* _Exercise aim_: Count every line that has the word "João" in it; give no more than the number.

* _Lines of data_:
# # # # # # #

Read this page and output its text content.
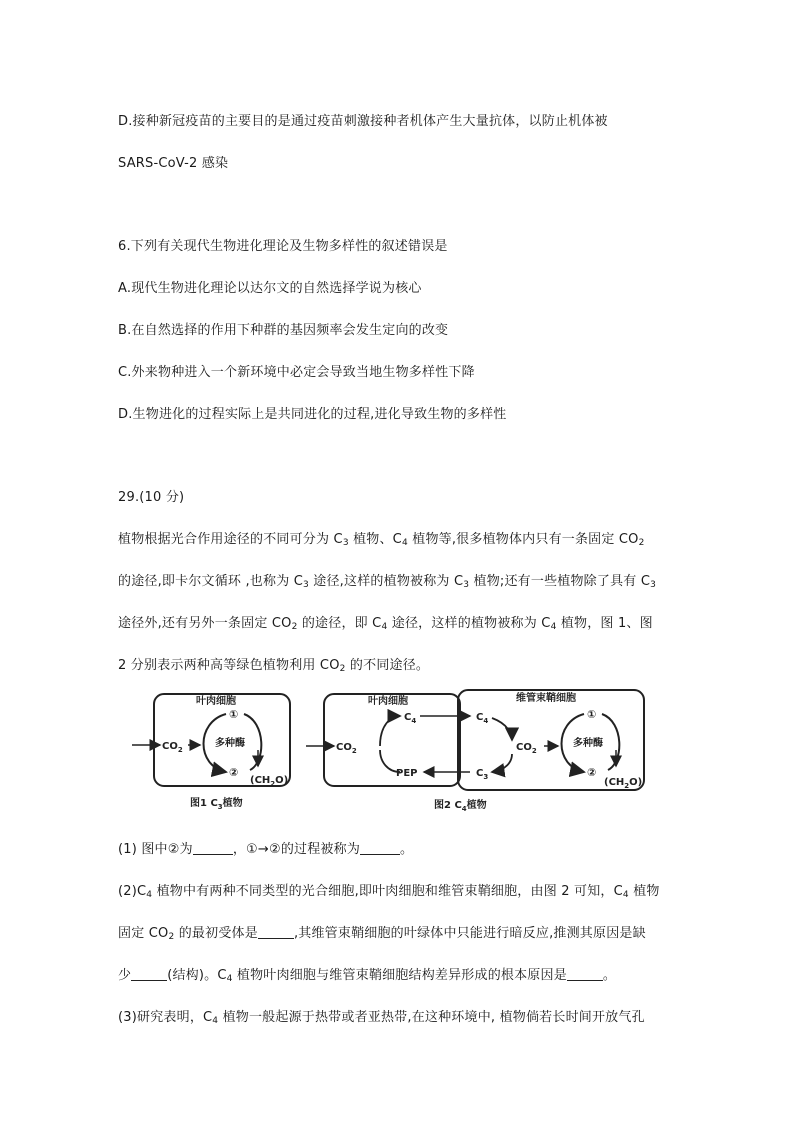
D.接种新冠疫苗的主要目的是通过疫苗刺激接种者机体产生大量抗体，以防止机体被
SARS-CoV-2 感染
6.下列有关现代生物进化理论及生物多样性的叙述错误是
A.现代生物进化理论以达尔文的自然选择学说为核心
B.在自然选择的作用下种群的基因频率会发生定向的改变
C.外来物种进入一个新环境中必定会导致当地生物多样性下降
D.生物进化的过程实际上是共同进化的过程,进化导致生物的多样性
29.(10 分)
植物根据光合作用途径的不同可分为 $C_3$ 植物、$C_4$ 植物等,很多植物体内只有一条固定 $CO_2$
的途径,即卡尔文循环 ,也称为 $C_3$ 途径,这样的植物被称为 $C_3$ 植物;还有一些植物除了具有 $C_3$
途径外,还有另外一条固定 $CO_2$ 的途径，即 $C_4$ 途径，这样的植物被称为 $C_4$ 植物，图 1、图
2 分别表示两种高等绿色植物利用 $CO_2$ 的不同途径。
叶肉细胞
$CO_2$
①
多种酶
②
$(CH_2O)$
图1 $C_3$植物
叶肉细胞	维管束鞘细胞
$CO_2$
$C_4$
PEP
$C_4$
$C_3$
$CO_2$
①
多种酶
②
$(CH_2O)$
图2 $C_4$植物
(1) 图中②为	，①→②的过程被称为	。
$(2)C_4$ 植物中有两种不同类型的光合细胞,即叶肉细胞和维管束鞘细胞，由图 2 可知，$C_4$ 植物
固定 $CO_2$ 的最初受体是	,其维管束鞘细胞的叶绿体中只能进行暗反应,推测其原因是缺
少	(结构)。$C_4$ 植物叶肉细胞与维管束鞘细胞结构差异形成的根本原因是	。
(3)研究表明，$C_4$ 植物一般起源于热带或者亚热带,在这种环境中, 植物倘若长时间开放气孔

# # # # # # #

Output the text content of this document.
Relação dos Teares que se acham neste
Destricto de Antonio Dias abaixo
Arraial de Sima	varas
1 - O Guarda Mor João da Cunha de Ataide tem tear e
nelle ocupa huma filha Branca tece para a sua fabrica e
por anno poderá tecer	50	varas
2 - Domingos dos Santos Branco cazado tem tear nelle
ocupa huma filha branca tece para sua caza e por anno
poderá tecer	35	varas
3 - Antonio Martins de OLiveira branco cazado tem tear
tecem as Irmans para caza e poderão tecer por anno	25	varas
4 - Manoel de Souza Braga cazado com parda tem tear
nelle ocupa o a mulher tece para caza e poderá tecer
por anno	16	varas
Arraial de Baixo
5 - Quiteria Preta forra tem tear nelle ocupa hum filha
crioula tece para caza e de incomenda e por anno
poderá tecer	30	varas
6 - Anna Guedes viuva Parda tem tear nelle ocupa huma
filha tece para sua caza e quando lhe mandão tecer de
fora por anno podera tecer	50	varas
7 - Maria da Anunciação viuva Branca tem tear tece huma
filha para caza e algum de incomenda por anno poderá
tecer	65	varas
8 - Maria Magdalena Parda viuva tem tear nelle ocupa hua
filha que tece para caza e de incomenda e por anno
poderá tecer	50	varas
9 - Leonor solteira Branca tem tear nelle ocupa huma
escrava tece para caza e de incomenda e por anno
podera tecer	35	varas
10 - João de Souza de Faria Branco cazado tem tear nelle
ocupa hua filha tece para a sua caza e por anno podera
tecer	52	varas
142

# # # # # # #

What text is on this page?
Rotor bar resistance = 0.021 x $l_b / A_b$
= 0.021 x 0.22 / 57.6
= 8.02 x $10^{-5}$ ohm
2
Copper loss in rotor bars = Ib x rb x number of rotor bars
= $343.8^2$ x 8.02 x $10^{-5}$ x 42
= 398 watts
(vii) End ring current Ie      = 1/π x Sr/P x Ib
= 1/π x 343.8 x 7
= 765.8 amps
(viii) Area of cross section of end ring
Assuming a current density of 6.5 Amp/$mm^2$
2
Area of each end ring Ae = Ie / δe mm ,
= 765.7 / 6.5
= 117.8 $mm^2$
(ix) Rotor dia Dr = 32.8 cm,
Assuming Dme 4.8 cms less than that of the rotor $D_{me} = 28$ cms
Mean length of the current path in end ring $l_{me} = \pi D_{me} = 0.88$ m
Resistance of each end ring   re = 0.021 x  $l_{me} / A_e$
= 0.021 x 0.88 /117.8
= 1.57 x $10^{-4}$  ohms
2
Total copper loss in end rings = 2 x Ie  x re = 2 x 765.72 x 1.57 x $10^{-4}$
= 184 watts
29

# # # # # # #

* _Solved problem_: 2